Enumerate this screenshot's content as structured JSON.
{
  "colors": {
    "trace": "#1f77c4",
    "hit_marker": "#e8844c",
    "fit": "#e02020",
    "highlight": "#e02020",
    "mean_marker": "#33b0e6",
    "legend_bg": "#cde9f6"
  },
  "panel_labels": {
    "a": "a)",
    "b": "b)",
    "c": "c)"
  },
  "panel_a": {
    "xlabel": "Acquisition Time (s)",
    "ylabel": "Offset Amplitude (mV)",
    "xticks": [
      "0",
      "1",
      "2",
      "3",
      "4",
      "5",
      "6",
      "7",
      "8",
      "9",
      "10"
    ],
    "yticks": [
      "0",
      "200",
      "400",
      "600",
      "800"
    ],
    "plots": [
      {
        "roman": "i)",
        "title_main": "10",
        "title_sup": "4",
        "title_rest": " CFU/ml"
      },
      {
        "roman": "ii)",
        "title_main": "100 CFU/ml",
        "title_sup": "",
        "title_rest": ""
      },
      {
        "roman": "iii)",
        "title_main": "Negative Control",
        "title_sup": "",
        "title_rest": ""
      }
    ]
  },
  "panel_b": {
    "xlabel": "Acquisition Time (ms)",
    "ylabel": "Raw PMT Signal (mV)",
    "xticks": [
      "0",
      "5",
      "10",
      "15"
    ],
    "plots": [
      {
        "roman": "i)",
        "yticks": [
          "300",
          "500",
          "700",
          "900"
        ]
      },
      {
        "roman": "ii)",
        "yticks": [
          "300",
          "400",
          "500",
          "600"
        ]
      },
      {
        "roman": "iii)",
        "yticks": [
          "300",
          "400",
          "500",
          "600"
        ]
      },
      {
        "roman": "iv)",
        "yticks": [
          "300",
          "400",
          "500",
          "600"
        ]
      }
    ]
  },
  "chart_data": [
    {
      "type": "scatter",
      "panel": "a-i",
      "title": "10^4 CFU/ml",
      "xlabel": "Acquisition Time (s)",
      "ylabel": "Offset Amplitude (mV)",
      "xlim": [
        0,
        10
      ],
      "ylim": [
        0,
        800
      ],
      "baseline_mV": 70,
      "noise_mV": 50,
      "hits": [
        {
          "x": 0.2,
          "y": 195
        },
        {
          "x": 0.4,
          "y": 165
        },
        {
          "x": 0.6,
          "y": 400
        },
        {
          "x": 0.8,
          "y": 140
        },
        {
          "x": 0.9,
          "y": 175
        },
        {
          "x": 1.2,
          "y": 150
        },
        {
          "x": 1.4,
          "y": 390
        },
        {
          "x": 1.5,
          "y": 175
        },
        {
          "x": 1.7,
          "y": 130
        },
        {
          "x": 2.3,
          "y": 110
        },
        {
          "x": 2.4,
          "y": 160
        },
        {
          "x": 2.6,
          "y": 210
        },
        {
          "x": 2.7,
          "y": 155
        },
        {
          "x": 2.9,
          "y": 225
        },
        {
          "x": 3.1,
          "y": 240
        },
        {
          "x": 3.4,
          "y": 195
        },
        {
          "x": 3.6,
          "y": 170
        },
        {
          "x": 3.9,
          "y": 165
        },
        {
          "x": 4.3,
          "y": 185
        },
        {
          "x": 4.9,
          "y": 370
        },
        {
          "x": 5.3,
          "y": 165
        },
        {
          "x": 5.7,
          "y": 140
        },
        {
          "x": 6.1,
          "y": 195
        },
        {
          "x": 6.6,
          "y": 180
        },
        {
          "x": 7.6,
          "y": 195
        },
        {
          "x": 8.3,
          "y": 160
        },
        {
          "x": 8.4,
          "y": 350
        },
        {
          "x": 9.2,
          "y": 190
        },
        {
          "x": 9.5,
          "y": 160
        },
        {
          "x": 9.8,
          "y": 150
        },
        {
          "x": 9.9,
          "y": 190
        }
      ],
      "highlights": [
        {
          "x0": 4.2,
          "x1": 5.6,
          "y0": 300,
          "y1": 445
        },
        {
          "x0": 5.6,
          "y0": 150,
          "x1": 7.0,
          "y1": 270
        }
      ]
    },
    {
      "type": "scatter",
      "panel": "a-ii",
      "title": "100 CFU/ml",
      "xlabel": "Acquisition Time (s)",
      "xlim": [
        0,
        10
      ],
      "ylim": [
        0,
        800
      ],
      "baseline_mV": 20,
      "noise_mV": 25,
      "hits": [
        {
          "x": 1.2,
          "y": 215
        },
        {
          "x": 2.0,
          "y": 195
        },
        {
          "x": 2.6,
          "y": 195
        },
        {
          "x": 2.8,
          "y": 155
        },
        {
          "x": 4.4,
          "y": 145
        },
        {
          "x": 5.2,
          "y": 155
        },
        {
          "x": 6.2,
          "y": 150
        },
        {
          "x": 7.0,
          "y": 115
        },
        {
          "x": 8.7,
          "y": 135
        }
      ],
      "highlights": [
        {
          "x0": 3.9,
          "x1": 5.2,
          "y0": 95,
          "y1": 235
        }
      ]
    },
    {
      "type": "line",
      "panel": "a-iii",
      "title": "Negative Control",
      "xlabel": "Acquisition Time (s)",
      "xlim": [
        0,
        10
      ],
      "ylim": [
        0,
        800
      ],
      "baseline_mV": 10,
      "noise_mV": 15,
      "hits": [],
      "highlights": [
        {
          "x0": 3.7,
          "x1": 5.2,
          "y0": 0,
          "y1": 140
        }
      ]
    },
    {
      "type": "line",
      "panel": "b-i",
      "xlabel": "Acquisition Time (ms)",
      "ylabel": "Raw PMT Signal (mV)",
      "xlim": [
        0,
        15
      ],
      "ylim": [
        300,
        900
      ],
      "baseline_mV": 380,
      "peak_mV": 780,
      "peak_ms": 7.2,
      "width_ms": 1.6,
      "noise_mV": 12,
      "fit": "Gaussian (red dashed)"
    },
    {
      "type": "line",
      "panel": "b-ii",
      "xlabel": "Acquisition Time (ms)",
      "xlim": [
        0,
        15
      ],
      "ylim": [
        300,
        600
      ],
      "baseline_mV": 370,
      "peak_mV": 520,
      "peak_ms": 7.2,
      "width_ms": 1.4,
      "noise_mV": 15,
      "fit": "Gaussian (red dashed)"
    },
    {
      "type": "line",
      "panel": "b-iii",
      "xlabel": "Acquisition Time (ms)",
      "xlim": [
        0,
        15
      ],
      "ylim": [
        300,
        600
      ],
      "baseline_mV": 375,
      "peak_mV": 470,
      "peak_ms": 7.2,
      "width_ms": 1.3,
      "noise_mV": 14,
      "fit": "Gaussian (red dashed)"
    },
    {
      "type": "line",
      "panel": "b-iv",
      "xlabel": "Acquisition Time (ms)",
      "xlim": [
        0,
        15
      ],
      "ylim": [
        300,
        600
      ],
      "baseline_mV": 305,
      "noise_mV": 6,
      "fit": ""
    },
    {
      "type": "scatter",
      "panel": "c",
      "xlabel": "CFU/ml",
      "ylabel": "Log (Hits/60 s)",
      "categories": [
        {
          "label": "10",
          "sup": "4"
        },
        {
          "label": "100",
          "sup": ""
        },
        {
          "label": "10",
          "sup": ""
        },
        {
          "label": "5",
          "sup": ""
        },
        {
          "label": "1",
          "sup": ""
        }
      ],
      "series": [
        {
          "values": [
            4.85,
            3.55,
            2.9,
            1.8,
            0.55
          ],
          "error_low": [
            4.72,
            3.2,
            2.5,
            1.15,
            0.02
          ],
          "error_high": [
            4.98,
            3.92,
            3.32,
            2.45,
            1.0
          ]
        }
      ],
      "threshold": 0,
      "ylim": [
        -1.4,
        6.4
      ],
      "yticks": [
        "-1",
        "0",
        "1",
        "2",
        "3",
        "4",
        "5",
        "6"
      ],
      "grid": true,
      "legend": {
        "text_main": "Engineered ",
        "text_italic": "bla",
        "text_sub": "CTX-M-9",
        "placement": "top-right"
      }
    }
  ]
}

━━━

## CHALLENGE
Copy all lines from the listing that contain "ylabel".

## ANSWER TO THIS TASK
    "ylabel": "Offset Amplitude (mV)",
    "ylabel": "Raw PMT Signal (mV)",
      "ylabel": "Offset Amplitude (mV)",
      "ylabel": "Raw PMT Signal (mV)",
      "ylabel": "Log (Hits/60 s)",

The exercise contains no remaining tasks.